##### EXCERPTED RECORDS

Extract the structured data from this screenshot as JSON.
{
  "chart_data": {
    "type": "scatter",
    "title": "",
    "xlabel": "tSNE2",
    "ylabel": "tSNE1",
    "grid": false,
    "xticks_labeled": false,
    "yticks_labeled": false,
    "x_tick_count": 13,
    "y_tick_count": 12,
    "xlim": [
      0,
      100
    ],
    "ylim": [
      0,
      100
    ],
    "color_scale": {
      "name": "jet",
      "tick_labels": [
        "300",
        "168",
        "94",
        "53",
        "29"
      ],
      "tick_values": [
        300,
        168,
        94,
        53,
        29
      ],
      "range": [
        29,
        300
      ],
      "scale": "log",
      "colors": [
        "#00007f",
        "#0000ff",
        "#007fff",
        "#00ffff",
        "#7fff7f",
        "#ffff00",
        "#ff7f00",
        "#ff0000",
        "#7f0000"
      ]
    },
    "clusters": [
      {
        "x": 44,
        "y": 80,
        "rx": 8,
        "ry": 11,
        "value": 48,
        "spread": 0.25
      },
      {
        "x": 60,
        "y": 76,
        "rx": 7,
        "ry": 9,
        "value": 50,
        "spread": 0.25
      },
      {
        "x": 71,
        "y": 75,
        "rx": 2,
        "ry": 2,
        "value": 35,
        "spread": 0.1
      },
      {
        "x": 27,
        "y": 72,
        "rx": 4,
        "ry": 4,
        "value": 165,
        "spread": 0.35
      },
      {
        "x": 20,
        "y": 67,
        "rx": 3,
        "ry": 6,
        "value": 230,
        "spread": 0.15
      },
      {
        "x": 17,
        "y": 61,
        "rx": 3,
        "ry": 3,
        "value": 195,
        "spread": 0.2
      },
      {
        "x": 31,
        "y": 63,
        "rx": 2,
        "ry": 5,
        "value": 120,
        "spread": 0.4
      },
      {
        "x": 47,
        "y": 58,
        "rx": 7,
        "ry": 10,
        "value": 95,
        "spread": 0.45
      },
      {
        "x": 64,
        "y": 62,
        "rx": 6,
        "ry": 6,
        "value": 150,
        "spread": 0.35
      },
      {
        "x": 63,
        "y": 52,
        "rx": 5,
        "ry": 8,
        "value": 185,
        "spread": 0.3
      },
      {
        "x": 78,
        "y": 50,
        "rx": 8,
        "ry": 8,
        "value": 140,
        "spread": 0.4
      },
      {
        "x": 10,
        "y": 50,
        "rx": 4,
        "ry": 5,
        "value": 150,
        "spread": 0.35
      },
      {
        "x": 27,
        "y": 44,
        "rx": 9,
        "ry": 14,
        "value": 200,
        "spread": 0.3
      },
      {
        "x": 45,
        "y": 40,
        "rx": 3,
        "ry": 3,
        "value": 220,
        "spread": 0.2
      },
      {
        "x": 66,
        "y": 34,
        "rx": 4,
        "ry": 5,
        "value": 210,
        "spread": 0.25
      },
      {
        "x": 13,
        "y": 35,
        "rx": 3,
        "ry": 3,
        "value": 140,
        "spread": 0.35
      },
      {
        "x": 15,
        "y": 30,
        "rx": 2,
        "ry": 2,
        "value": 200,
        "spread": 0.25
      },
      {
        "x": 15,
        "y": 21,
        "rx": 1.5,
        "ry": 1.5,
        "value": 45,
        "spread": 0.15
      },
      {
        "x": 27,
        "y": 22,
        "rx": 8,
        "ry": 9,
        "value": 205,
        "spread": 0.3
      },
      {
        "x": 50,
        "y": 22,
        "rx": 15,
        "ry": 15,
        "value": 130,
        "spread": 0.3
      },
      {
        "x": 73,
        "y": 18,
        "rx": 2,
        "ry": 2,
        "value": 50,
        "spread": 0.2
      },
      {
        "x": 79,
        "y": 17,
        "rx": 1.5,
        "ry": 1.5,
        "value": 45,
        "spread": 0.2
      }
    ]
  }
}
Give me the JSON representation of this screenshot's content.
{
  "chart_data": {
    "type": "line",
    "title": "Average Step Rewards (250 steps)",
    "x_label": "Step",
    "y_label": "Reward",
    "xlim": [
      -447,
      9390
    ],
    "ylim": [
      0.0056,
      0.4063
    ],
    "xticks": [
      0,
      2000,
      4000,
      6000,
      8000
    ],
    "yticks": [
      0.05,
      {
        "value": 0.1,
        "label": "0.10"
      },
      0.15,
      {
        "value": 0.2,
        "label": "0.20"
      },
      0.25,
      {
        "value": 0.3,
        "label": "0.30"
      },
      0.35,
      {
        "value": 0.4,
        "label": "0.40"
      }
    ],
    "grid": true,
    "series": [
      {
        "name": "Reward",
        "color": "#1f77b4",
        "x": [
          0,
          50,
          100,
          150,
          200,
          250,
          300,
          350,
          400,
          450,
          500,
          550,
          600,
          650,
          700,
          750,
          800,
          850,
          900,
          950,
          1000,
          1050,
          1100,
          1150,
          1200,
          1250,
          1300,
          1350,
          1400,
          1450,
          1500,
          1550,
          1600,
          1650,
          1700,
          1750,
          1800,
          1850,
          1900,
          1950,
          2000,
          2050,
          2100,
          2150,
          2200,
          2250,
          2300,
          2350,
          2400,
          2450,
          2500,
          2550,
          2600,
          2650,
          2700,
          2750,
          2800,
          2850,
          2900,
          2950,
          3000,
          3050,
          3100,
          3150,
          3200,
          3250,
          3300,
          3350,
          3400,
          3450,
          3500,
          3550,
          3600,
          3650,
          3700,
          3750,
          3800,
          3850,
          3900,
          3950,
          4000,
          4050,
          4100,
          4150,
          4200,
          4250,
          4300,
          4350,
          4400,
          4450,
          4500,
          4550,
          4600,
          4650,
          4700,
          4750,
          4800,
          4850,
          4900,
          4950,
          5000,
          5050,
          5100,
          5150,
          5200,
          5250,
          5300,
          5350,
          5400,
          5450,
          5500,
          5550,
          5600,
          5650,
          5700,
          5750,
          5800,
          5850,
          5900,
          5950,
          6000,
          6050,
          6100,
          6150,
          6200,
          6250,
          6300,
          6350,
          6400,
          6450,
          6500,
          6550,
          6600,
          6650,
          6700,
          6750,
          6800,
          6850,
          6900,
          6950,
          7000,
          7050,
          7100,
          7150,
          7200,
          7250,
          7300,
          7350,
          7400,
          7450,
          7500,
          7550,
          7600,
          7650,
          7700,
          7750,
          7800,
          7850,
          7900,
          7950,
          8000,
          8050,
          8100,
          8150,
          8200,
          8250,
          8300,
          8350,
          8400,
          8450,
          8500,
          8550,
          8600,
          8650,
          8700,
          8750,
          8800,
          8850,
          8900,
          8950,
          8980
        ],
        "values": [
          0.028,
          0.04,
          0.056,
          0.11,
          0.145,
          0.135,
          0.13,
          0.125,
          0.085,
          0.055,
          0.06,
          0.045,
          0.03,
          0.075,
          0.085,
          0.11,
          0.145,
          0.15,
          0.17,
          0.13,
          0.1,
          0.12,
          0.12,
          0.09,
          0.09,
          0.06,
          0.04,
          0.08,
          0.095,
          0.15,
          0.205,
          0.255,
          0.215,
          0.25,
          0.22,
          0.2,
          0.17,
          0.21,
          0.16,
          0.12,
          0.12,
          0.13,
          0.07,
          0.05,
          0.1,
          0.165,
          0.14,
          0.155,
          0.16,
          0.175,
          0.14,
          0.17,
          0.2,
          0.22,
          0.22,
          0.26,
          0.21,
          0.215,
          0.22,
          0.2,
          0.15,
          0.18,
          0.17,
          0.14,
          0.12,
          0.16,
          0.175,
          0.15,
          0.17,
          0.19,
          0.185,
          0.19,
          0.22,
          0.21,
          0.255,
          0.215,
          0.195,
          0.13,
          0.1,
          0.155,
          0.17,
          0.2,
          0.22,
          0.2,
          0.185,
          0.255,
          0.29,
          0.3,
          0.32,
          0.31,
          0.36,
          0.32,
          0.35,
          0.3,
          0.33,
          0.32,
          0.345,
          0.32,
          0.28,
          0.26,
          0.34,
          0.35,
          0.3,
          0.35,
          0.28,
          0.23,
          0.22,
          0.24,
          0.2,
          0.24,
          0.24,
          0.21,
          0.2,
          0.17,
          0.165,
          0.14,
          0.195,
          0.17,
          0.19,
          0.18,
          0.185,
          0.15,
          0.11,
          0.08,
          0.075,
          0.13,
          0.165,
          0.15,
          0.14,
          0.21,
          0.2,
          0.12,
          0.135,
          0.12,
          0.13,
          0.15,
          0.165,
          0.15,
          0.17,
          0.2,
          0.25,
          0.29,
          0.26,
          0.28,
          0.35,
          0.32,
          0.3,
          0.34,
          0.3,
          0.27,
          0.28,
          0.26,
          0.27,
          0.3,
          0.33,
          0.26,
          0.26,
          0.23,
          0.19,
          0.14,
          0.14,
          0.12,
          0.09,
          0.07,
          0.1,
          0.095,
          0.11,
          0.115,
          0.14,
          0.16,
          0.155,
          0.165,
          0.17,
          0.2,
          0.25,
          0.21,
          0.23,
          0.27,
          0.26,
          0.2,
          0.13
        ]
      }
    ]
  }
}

##########

DIRECTIONS: Show the lines of the records that include the string "this".

TASK ANSWER:
Extract the structured data from this screenshot as JSON.
Give me the JSON representation of this screenshot's content.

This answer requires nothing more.